» **Task requirements**
Repeat, line for line, the entries printed below.

(Extracted data entries)
■ ■ ■ ■ ■
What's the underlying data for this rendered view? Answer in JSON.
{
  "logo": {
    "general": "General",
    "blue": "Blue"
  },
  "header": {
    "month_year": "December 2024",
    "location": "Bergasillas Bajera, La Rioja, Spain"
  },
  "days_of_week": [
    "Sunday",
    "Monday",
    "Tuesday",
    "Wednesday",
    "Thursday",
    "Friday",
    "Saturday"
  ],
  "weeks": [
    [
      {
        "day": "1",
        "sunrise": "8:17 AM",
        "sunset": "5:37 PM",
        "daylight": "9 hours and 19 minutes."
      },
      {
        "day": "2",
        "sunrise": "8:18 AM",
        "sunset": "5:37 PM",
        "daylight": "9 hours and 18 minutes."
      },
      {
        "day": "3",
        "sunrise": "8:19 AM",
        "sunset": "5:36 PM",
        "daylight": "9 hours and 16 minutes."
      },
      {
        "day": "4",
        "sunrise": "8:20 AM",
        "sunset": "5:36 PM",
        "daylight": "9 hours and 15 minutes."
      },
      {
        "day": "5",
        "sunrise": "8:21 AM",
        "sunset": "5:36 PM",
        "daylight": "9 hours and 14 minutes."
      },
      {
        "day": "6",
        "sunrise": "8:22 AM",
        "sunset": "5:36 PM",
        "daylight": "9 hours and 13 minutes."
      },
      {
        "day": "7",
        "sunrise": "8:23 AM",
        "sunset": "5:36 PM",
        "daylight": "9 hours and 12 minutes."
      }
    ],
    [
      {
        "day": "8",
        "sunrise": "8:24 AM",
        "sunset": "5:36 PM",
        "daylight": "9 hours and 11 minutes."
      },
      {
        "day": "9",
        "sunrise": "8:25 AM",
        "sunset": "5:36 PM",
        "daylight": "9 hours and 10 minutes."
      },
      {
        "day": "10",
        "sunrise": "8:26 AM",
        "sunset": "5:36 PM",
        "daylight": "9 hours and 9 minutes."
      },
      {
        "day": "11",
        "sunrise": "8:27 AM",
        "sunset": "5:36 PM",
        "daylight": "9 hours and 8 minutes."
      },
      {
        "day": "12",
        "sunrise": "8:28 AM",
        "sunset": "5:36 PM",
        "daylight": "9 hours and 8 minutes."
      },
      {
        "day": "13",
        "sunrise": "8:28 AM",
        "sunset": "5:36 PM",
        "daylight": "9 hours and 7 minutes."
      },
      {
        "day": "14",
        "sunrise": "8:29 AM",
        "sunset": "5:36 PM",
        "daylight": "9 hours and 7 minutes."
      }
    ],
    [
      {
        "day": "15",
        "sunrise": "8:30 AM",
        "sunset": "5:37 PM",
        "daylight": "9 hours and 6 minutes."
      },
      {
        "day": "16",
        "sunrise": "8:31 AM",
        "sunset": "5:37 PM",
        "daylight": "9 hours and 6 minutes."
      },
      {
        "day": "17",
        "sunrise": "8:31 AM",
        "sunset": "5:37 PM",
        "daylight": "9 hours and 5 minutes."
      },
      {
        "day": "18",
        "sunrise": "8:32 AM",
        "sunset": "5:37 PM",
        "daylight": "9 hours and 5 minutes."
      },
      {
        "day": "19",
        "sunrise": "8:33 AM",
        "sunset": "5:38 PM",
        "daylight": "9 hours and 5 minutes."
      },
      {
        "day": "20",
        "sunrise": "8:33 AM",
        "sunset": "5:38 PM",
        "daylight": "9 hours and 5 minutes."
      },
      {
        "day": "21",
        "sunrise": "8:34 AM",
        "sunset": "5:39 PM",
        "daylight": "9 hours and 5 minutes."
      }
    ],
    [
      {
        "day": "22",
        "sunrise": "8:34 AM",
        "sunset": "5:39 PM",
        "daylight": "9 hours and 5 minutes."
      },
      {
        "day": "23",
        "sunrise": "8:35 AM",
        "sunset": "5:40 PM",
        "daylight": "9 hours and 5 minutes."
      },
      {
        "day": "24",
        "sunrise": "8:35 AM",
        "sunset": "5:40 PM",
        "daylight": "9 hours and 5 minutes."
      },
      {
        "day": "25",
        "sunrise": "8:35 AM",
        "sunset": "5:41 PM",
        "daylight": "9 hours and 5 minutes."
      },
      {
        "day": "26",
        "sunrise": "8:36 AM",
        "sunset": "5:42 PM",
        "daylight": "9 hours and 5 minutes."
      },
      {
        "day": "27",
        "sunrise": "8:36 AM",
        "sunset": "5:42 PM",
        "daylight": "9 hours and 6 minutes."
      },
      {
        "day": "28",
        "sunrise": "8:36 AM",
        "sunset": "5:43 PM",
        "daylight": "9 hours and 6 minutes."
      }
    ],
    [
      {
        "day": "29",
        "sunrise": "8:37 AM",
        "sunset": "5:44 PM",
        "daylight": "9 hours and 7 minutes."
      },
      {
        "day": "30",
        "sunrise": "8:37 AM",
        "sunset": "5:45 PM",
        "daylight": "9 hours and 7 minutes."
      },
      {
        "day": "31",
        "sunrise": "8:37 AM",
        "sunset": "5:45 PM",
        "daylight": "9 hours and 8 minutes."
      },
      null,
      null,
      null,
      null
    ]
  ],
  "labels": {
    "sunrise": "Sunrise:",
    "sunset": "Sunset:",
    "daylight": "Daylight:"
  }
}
■ ■ ■ ■ ■
» **Output**
What's the underlying data for this rendered view? Answer in JSON.
{
  "logo": {
    "general": "General",
    "blue": "Blue"
  },
  "header": {
    "month_year": "December 2024",
    "location": "Bergasillas Bajera, La Rioja, Spain"
  },
  "days_of_week": [
    "Sunday",
    "Monday",
    "Tuesday",
    "Wednesday",
    "Thursday",
    "Friday",
    "Saturday"
  ],
  "weeks": [
    [
      {
        "day": "1",
        "sunrise": "8:17 AM",
        "sunset": "5:37 PM",
        "daylight": "9 hours and 19 minutes."
      },
      {
        "day": "2",
        "sunrise": "8:18 AM",
        "sunset": "5:37 PM",
        "daylight": "9 hours and 18 minutes."
      },
      {
        "day": "3",
        "sunrise": "8:19 AM",
        "sunset": "5:36 PM",
        "daylight": "9 hours and 16 minutes."
      },
      {
        "day": "4",
        "sunrise": "8:20 AM",
        "sunset": "5:36 PM",
        "daylight": "9 hours and 15 minutes."
      },
      {
        "day": "5",
        "sunrise": "8:21 AM",
        "sunset": "5:36 PM",
        "daylight": "9 hours and 14 minutes."
      },
      {
        "day": "6",
        "sunrise": "8:22 AM",
        "sunset": "5:36 PM",
        "daylight": "9 hours and 13 minutes."
      },
      {
        "day": "7",
        "sunrise": "8:23 AM",
        "sunset": "5:36 PM",
        "daylight": "9 hours and 12 minutes."
      }
    ],
    [
      {
        "day": "8",
        "sunrise": "8:24 AM",
        "sunset": "5:36 PM",
        "daylight": "9 hours and 11 minutes."
      },
      {
        "day": "9",
        "sunrise": "8:25 AM",
        "sunset": "5:36 PM",
        "daylight": "9 hours and 10 minutes."
      },
      {
        "day": "10",
        "sunrise": "8:26 AM",
        "sunset": "5:36 PM",
        "daylight": "9 hours and 9 minutes."
      },
      {
        "day": "11",
        "sunrise": "8:27 AM",
        "sunset": "5:36 PM",
        "daylight": "9 hours and 8 minutes."
      },
      {
        "day": "12",
        "sunrise": "8:28 AM",
        "sunset": "5:36 PM",
        "daylight": "9 hours and 8 minutes."
      },
      {
        "day": "13",
        "sunrise": "8:28 AM",
        "sunset": "5:36 PM",
        "daylight": "9 hours and 7 minutes."
      },
      {
        "day": "14",
        "sunrise": "8:29 AM",
        "sunset": "5:36 PM",
        "daylight": "9 hours and 7 minutes."
      }
    ],
    [
      {
        "day": "15",
        "sunrise": "8:30 AM",
        "sunset": "5:37 PM",
        "daylight": "9 hours and 6 minutes."
      },
      {
        "day": "16",
        "sunrise": "8:31 AM",
        "sunset": "5:37 PM",
        "daylight": "9 hours and 6 minutes."
      },
      {
        "day": "17",
        "sunrise": "8:31 AM",
        "sunset": "5:37 PM",
        "daylight": "9 hours and 5 minutes."
      },
      {
        "day": "18",
        "sunrise": "8:32 AM",
        "sunset": "5:37 PM",
        "daylight": "9 hours and 5 minutes."
      },
      {
        "day": "19",
        "sunrise": "8:33 AM",
        "sunset": "5:38 PM",
        "daylight": "9 hours and 5 minutes."
      },
      {
        "day": "20",
        "sunrise": "8:33 AM",
        "sunset": "5:38 PM",
        "daylight": "9 hours and 5 minutes."
      },
      {
        "day": "21",
        "sunrise": "8:34 AM",
        "sunset": "5:39 PM",
        "daylight": "9 hours and 5 minutes."
      }
    ],
    [
      {
        "day": "22",
        "sunrise": "8:34 AM",
        "sunset": "5:39 PM",
        "daylight": "9 hours and 5 minutes."
      },
      {
        "day": "23",
        "sunrise": "8:35 AM",
        "sunset": "5:40 PM",
        "daylight": "9 hours and 5 minutes."
      },
      {
        "day": "24",
        "sunrise": "8:35 AM",
        "sunset": "5:40 PM",
        "daylight": "9 hours and 5 minutes."
      },
      {
        "day": "25",
        "sunrise": "8:35 AM",
        "sunset": "5:41 PM",
        "daylight": "9 hours and 5 minutes."
      },
      {
        "day": "26",
        "sunrise": "8:36 AM",
        "sunset": "5:42 PM",
        "daylight": "9 hours and 5 minutes."
      },
      {
        "day": "27",
        "sunrise": "8:36 AM",
        "sunset": "5:42 PM",
        "daylight": "9 hours and 6 minutes."
      },
      {
        "day": "28",
        "sunrise": "8:36 AM",
        "sunset": "5:43 PM",
        "daylight": "9 hours and 6 minutes."
      }
    ],
    [
      {
        "day": "29",
        "sunrise": "8:37 AM",
        "sunset": "5:44 PM",
        "daylight": "9 hours and 7 minutes."
      },
      {
        "day": "30",
        "sunrise": "8:37 AM",
        "sunset": "5:45 PM",
        "daylight": "9 hours and 7 minutes."
      },
      {
        "day": "31",
        "sunrise": "8:37 AM",
        "sunset": "5:45 PM",
        "daylight": "9 hours and 8 minutes."
      },
      null,
      null,
      null,
      null
    ]
  ],
  "labels": {
    "sunrise": "Sunrise:",
    "sunset": "Sunset:",
    "daylight": "Daylight:"
  }
}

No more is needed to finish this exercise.